*AIM 1*.
Recast the stored entries below as a numbered list, starting at the first entry and ending at the line that contains "category-label: Bristfälliga kunskaper", with blank lines left out.

*SELECTION*.

Delegate 41st District
- In office 1978–1995
- Preceded by: Arthur G. Murphy, Sr.
- Succeeded by: Clay C. Opara
- Constituency: Baltimore City Member of the House of Delegates

Personal details
- Born: February 3, 1930 Baltimore, Maryland, U.S.
- Died: December 13, 2016 (aged 86)
- Party: Democratic
- Spouse: Arthur Murphy

= Margaret "Peggy" Murphy =

American politician (1930–2016)

Margaret H. "Peggy" Murphy (February 3, 1930 – December 13, 2016) was an American politician who served in the Maryland House of Delegates and was the first female African-American chairman of the Baltimore City Delegation. Murphy was one of three delegates serving the 41st legislative district, which lies in the central, northwest section of Baltimore City.

==Background==
Born in Baltimore, Maryland, Murphy attended Baltimore public schools and graduated from Douglass high school. She later graduated from Coppin State College with a B.S. in 1952. She earned an M.A. equivalent in 1977 from Morgan State University. She is the widow of Arthur Murphy, Jr. and has three children. Prior to the Maryland House of Delegates, Murphy was an elementary school teacher and taught in the Baltimore City Public Schools for 30 years. She retired as aneducational associate, Office of English and Library Services for Baltimore City Public Schools. She was also a member of the Public School Teachers Association the National Education Association, the American Red Cross and the NAACP.

==In the Legislature==
Murphy was appointed to the House of Delegates after the death of her husband Delegate Arthur G. Murphy, Sr. She represented District 41 (D) in Baltimore City from 1978 to 1995. Murphy was a member of the House Environmental Matters Committee and the Joint Committee on Federal Relations. She chaired the Baltimore City Delegation from 1989 to 1992 and also served on the Joint Committee on Administrative, Executive and Legislative Review. She was a member and secretary, of the Legislative Black Caucus of Maryland and a member of the Women Legislators of Maryland.

==Death==
Murphy died on December 13, 2016, at the age of 86.

(Stored items)
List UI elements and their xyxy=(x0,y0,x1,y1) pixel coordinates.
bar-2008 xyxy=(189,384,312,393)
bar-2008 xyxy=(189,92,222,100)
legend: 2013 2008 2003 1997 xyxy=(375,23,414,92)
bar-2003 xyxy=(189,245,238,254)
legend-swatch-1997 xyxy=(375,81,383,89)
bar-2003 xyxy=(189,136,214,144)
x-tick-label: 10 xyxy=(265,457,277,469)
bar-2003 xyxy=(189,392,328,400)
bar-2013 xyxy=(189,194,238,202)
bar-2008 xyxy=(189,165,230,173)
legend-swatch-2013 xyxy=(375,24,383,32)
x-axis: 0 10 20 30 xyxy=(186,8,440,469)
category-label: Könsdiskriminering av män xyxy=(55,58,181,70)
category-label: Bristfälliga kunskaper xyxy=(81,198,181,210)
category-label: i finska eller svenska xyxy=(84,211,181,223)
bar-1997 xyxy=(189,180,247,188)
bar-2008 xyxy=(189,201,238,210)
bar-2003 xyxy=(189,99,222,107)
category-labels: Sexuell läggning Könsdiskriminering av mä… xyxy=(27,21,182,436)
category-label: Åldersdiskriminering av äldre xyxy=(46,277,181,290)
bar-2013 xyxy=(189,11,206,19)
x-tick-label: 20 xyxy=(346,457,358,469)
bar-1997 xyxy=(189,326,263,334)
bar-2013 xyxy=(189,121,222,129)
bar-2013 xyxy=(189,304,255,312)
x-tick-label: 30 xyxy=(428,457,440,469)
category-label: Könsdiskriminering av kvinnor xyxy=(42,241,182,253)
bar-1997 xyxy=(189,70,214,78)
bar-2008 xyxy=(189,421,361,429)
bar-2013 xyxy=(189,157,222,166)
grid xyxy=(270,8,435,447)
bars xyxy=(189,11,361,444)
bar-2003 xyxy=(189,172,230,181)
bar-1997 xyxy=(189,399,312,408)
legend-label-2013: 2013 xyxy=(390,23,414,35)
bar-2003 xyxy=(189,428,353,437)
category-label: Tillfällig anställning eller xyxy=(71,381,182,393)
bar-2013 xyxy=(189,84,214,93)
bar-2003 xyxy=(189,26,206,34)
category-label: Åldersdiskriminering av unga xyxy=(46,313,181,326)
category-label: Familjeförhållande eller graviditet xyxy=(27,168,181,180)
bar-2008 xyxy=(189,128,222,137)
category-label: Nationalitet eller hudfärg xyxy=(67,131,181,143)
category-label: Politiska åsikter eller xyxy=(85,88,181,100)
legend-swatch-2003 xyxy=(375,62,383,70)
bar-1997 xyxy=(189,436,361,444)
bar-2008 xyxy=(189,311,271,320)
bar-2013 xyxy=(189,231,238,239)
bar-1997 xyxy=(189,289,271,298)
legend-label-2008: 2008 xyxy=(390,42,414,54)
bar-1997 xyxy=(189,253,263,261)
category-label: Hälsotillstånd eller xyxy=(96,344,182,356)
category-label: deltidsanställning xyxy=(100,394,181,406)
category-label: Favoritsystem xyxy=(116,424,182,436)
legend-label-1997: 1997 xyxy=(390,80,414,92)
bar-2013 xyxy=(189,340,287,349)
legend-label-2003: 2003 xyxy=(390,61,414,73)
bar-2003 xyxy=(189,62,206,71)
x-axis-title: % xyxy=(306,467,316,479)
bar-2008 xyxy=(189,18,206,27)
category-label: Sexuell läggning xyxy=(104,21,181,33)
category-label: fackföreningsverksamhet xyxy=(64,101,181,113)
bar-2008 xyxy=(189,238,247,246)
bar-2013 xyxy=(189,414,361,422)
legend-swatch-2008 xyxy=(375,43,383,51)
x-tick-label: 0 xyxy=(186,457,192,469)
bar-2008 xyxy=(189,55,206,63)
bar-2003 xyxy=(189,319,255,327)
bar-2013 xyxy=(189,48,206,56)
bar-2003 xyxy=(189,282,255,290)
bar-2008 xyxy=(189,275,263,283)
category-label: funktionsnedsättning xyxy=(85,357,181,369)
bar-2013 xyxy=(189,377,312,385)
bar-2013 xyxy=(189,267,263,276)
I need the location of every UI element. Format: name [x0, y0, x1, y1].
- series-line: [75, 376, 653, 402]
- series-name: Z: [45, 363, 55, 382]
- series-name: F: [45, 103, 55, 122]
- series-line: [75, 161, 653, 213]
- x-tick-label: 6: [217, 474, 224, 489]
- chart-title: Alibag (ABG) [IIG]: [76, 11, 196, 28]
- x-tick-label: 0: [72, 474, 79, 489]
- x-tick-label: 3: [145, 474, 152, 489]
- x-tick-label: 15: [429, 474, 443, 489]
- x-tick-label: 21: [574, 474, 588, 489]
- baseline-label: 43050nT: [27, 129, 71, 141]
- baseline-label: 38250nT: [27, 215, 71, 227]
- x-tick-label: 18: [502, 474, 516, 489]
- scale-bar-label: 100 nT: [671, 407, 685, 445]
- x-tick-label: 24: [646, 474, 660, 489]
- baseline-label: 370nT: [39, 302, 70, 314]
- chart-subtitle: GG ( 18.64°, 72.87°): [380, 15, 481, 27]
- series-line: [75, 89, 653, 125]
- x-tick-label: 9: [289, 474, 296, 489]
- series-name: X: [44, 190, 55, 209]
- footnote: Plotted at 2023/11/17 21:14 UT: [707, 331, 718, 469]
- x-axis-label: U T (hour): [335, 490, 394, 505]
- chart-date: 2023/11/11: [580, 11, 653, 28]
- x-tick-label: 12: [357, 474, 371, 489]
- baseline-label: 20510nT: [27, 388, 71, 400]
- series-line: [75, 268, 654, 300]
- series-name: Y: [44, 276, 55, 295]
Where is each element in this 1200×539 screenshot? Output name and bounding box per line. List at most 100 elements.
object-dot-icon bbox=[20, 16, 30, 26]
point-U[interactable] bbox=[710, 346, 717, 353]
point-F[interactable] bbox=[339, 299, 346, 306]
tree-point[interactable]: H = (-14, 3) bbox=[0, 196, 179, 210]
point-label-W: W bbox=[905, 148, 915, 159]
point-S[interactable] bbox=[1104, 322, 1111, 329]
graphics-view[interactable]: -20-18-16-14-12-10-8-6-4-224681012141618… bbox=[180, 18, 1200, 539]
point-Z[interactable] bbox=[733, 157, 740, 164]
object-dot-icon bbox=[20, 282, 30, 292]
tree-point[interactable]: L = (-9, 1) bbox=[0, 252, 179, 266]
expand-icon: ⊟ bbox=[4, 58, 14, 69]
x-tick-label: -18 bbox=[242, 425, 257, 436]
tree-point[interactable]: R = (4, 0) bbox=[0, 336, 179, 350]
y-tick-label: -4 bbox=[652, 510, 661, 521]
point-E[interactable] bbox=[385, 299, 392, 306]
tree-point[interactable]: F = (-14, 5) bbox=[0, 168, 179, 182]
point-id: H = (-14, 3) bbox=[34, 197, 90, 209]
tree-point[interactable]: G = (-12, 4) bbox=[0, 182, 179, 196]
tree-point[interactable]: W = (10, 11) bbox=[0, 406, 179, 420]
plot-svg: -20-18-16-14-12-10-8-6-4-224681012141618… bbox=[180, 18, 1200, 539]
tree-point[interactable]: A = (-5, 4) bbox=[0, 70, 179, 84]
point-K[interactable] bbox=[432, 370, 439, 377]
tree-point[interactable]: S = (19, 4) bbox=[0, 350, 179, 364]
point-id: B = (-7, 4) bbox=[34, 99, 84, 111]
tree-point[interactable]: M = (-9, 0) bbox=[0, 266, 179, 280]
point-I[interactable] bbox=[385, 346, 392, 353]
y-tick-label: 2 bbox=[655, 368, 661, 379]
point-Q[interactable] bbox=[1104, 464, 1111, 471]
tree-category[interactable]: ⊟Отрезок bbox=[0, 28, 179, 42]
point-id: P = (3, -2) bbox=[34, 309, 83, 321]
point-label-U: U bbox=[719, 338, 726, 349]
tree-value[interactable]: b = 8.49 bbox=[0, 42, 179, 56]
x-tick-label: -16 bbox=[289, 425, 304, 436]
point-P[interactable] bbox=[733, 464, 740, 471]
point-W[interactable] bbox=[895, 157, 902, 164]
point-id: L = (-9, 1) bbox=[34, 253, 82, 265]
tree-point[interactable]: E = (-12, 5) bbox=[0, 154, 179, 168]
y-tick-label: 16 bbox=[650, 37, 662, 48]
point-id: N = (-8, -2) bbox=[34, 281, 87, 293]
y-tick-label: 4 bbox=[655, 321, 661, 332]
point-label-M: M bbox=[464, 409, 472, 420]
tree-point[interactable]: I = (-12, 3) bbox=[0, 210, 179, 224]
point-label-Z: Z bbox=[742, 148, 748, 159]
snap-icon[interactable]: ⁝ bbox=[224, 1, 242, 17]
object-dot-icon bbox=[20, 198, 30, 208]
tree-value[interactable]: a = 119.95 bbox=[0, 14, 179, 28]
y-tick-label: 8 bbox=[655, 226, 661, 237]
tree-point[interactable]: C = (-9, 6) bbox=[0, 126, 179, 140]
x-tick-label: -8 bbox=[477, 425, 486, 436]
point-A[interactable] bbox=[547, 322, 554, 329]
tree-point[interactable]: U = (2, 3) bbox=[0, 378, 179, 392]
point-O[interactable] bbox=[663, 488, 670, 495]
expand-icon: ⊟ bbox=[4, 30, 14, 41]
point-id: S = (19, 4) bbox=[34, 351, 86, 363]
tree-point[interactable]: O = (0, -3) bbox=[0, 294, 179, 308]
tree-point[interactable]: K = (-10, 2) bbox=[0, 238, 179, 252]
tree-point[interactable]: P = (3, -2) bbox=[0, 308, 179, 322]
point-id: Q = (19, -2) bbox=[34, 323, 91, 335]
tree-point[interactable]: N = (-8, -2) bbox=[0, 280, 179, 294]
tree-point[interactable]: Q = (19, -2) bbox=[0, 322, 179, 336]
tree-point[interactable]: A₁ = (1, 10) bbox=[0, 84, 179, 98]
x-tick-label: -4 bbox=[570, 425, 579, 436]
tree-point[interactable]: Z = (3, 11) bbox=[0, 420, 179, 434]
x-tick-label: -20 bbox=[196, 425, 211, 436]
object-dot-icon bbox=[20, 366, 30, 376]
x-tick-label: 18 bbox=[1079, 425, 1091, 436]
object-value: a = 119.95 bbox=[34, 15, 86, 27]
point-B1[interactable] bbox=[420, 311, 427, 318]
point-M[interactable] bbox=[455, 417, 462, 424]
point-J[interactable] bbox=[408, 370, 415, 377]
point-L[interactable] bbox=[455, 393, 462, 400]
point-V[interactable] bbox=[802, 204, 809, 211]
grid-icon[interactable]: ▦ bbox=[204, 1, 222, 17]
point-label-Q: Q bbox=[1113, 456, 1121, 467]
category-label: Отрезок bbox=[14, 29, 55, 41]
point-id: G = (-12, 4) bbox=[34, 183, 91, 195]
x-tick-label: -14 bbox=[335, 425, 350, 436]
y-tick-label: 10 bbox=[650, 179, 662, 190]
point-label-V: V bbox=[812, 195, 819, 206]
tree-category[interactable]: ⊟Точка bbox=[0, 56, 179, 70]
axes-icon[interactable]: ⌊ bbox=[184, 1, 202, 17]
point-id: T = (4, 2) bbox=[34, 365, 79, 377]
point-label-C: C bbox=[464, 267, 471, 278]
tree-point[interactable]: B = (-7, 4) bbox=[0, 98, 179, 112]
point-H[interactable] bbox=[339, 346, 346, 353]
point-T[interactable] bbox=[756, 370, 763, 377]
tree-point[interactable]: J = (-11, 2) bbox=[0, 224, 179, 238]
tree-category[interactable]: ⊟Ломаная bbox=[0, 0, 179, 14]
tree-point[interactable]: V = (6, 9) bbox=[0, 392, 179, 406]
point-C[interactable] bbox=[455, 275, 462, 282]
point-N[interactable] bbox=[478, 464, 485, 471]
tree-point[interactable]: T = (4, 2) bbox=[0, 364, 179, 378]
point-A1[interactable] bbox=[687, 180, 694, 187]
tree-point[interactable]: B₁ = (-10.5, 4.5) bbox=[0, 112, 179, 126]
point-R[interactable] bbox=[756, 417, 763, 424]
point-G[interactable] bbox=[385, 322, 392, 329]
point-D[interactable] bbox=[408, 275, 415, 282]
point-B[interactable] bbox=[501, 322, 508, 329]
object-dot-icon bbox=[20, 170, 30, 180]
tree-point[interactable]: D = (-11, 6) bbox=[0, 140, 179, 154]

*AIM 2*.
In the biography of Peggy Murphy, which college awarded her a B.S. in 1952?

*TASK SOLUTION 1*.
1. List UI elements and their xyxy=(x0,y0,x1,y1) pixel coordinates.
2. bar-2008 xyxy=(189,384,312,393)
3. bar-2008 xyxy=(189,92,222,100)
4. legend: 2013 2008 2003 1997 xyxy=(375,23,414,92)
5. bar-2003 xyxy=(189,245,238,254)
6. legend-swatch-1997 xyxy=(375,81,383,89)
7. bar-2003 xyxy=(189,136,214,144)
8. x-tick-label: 10 xyxy=(265,457,277,469)
9. bar-2003 xyxy=(189,392,328,400)
10. bar-2013 xyxy=(189,194,238,202)
11. bar-2008 xyxy=(189,165,230,173)
12. legend-swatch-2013 xyxy=(375,24,383,32)
13. x-axis: 0 10 20 30 xyxy=(186,8,440,469)
14. category-label: Könsdiskriminering av män xyxy=(55,58,181,70)
15. category-label: Bristfälliga kunskaper xyxy=(81,198,181,210)

*TASK SOLUTION 2*.
Coppin State College